• _WRITTEN EXERCISE_
Tell how many lines in the data below include the word "Registrazione". The answer is the number only.

[Dataset items]
-------------------------

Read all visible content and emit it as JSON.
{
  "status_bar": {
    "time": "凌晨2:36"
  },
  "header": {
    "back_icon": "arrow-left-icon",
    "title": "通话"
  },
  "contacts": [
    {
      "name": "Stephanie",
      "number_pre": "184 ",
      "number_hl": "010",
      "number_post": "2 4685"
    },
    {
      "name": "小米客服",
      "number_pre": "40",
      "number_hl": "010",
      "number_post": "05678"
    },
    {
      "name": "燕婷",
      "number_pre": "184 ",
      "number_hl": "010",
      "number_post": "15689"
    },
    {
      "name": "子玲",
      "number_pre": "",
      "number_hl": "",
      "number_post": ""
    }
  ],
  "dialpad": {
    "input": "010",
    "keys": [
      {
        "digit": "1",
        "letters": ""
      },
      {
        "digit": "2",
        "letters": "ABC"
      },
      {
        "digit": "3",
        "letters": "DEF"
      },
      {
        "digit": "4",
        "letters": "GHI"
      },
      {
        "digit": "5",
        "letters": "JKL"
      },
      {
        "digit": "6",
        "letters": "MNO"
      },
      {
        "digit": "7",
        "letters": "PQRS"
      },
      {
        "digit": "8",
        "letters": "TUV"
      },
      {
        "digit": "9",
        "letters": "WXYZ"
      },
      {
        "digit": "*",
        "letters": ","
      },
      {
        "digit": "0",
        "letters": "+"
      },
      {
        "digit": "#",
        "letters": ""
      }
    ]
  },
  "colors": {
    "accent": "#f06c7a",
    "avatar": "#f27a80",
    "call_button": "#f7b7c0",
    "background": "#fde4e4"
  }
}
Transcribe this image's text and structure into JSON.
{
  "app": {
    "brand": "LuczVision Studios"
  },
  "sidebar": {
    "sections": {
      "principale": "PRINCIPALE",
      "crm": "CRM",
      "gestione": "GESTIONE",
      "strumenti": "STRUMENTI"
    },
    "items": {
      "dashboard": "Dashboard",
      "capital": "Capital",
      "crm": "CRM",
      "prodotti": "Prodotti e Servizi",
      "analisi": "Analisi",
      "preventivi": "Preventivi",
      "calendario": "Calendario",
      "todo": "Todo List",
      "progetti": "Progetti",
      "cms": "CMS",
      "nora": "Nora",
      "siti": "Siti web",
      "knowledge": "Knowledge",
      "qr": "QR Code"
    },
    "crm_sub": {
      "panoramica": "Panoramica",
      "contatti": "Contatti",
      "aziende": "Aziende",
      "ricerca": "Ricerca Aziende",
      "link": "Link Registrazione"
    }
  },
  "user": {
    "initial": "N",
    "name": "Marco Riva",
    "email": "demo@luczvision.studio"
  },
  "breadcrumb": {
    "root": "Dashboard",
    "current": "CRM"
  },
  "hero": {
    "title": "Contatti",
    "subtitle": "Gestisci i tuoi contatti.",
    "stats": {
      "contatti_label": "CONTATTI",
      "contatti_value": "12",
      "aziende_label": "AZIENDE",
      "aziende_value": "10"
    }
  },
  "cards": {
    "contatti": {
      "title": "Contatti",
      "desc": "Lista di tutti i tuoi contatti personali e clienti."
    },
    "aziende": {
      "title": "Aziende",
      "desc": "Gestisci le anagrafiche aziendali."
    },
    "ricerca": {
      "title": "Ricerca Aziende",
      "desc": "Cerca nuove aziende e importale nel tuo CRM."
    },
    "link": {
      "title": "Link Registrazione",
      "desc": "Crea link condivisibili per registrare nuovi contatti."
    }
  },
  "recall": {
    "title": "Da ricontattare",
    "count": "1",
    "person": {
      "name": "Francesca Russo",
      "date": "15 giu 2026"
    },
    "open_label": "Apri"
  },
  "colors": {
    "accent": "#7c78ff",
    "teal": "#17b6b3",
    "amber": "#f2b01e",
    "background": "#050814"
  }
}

-------------------------

• _RESULT OF THIS EXERCISE_
2